#### Supplied data

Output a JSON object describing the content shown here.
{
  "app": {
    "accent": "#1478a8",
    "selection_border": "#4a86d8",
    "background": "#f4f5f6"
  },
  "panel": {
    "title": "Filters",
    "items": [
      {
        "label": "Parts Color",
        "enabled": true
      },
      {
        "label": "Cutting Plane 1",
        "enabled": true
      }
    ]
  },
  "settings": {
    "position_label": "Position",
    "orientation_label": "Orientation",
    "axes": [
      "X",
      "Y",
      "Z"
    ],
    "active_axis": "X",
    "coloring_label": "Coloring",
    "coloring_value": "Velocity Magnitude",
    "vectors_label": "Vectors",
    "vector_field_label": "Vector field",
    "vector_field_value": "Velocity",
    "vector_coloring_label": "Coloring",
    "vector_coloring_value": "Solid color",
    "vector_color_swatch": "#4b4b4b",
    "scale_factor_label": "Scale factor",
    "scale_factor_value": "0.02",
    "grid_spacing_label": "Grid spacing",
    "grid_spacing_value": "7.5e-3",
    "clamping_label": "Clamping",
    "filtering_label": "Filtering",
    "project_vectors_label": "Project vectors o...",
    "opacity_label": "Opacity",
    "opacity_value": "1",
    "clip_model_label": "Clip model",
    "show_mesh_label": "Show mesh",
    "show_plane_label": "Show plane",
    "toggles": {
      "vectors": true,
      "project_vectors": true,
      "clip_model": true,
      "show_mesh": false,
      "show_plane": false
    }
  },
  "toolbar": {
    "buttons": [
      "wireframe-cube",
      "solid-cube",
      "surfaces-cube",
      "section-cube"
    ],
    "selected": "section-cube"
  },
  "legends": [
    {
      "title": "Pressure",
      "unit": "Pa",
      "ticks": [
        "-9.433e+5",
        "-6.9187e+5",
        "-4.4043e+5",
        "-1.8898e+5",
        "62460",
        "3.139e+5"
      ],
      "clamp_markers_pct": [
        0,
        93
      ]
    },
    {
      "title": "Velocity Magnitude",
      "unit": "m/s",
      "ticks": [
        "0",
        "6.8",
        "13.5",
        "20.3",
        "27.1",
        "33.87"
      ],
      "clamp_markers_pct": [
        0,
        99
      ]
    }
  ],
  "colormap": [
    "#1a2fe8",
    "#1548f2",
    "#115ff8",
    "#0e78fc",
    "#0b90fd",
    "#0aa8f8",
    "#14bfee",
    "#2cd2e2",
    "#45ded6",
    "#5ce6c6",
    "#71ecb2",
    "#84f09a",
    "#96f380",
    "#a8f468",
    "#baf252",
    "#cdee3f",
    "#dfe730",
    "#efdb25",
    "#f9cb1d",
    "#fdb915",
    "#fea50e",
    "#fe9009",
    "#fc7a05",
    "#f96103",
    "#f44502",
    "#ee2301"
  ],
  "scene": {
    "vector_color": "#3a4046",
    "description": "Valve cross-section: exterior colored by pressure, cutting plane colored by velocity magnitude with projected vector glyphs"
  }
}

#### Set exercise
Using the listing above, retype each line exactly.

#### Exercise output
Output a JSON object describing the content shown here.
{
  "app": {
    "accent": "#1478a8",
    "selection_border": "#4a86d8",
    "background": "#f4f5f6"
  },
  "panel": {
    "title": "Filters",
    "items": [
      {
        "label": "Parts Color",
        "enabled": true
      },
      {
        "label": "Cutting Plane 1",
        "enabled": true
      }
    ]
  },
  "settings": {
    "position_label": "Position",
    "orientation_label": "Orientation",
    "axes": [
      "X",
      "Y",
      "Z"
    ],
    "active_axis": "X",
    "coloring_label": "Coloring",
    "coloring_value": "Velocity Magnitude",
    "vectors_label": "Vectors",
    "vector_field_label": "Vector field",
    "vector_field_value": "Velocity",
    "vector_coloring_label": "Coloring",
    "vector_coloring_value": "Solid color",
    "vector_color_swatch": "#4b4b4b",
    "scale_factor_label": "Scale factor",
    "scale_factor_value": "0.02",
    "grid_spacing_label": "Grid spacing",
    "grid_spacing_value": "7.5e-3",
    "clamping_label": "Clamping",
    "filtering_label": "Filtering",
    "project_vectors_label": "Project vectors o...",
    "opacity_label": "Opacity",
    "opacity_value": "1",
    "clip_model_label": "Clip model",
    "show_mesh_label": "Show mesh",
    "show_plane_label": "Show plane",
    "toggles": {
      "vectors": true,
      "project_vectors": true,
      "clip_model": true,
      "show_mesh": false,
      "show_plane": false
    }
  },
  "toolbar": {
    "buttons": [
      "wireframe-cube",
      "solid-cube",
      "surfaces-cube",
      "section-cube"
    ],
    "selected": "section-cube"
  },
  "legends": [
    {
      "title": "Pressure",
      "unit": "Pa",
      "ticks": [
        "-9.433e+5",
        "-6.9187e+5",
        "-4.4043e+5",
        "-1.8898e+5",
        "62460",
        "3.139e+5"
      ],
      "clamp_markers_pct": [
        0,
        93
      ]
    },
    {
      "title": "Velocity Magnitude",
      "unit": "m/s",
      "ticks": [
        "0",
        "6.8",
        "13.5",
        "20.3",
        "27.1",
        "33.87"
      ],
      "clamp_markers_pct": [
        0,
        99
      ]
    }
  ],
  "colormap": [
    "#1a2fe8",
    "#1548f2",
    "#115ff8",
    "#0e78fc",
    "#0b90fd",
    "#0aa8f8",
    "#14bfee",
    "#2cd2e2",
    "#45ded6",
    "#5ce6c6",
    "#71ecb2",
    "#84f09a",
    "#96f380",
    "#a8f468",
    "#baf252",
    "#cdee3f",
    "#dfe730",
    "#efdb25",
    "#f9cb1d",
    "#fdb915",
    "#fea50e",
    "#fe9009",
    "#fc7a05",
    "#f96103",
    "#f44502",
    "#ee2301"
  ],
  "scene": {
    "vector_color": "#3a4046",
    "description": "Valve cross-section: exterior colored by pressure, cutting plane colored by velocity magnitude with projected vector glyphs"
  }
}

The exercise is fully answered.